• **Provided records**:
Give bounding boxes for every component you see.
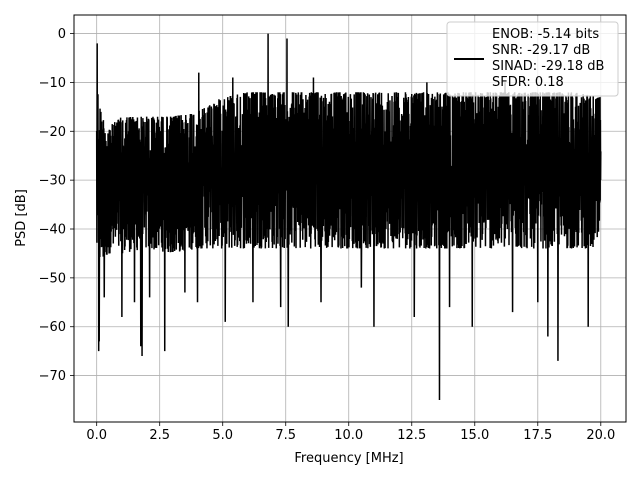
legend-box: [446, 21, 619, 97]
legend: ENOB: -5.14 bits SNR: -29.17 dB SINAD: -…: [446, 21, 619, 97]
y-tick-label: −20: [39, 125, 66, 140]
legend-line-enob: ENOB: -5.14 bits: [492, 27, 599, 42]
legend-line-sinad: SINAD: -29.18 dB: [492, 59, 604, 74]
x-tick-label: 12.5: [397, 428, 426, 443]
legend-line-sfdr: SFDR: 0.18: [492, 75, 564, 90]
legend-line-snr: SNR: -29.17 dB: [492, 43, 590, 58]
y-tick-label: −50: [39, 271, 66, 286]
x-axis-label: Frequency [MHz]: [294, 451, 403, 466]
x-tick-label: 15.0: [460, 428, 489, 443]
y-axis-label: PSD [dB]: [14, 189, 29, 247]
x-tick-label: 17.5: [523, 428, 552, 443]
y-tick-label: 0: [58, 27, 66, 42]
y-tick-label: −10: [39, 76, 66, 91]
axes-frame: [73, 14, 627, 423]
x-tick-label: 20.0: [586, 428, 615, 443]
y-tick-label: −30: [39, 174, 66, 189]
x-tick-label: 7.5: [275, 428, 296, 443]
plot-area: [95, 33, 602, 401]
y-tick-label: −40: [39, 223, 66, 238]
psd-line: [95, 33, 602, 401]
y-tick-label: −70: [39, 369, 66, 384]
series-psd: [95, 33, 602, 401]
x-tick-label: 0.0: [86, 428, 107, 443]
x-tick-label: 2.5: [149, 428, 170, 443]
x-tick-label: 10.0: [334, 428, 363, 443]
y-tick-label: −60: [39, 320, 66, 335]
x-axis-ticks: 0.0 2.5 5.0 7.5 10.0 12.5 15.0 17.5 20.0: [86, 422, 615, 443]
x-tick-label: 5.0: [212, 428, 233, 443]
y-axis-ticks: 0 −10 −20 −30 −40 −50 −60 −70: [39, 27, 74, 384]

• **Aim of the task**: Rename "y-tick-label" to "y-axis-tick" everywhere in these records and give them again, leaving everything else the same and the pictures out.

• **Answer for this exercise**:
Give bounding boxes for every component you see.
legend-box: [446, 21, 619, 97]
legend: ENOB: -5.14 bits SNR: -29.17 dB SINAD: -…: [446, 21, 619, 97]
y-axis-tick: −20: [39, 125, 66, 140]
legend-line-enob: ENOB: -5.14 bits: [492, 27, 599, 42]
legend-line-sinad: SINAD: -29.18 dB: [492, 59, 604, 74]
x-tick-label: 12.5: [397, 428, 426, 443]
legend-line-sfdr: SFDR: 0.18: [492, 75, 564, 90]
legend-line-snr: SNR: -29.17 dB: [492, 43, 590, 58]
y-axis-tick: −50: [39, 271, 66, 286]
x-axis-label: Frequency [MHz]: [294, 451, 403, 466]
x-tick-label: 15.0: [460, 428, 489, 443]
y-axis-label: PSD [dB]: [14, 189, 29, 247]
x-tick-label: 17.5: [523, 428, 552, 443]
y-axis-tick: 0: [58, 27, 66, 42]
y-axis-tick: −10: [39, 76, 66, 91]
axes-frame: [73, 14, 627, 423]
x-tick-label: 20.0: [586, 428, 615, 443]
y-axis-tick: −30: [39, 174, 66, 189]
x-tick-label: 7.5: [275, 428, 296, 443]
plot-area: [95, 33, 602, 401]
y-axis-tick: −40: [39, 223, 66, 238]
psd-line: [95, 33, 602, 401]
y-axis-tick: −70: [39, 369, 66, 384]
series-psd: [95, 33, 602, 401]
x-tick-label: 0.0: [86, 428, 107, 443]
x-tick-label: 2.5: [149, 428, 170, 443]
x-tick-label: 10.0: [334, 428, 363, 443]
y-axis-tick: −60: [39, 320, 66, 335]
x-axis-ticks: 0.0 2.5 5.0 7.5 10.0 12.5 15.0 17.5 20.0: [86, 422, 615, 443]
x-tick-label: 5.0: [212, 428, 233, 443]
y-axis-ticks: 0 −10 −20 −30 −40 −50 −60 −70: [39, 27, 74, 384]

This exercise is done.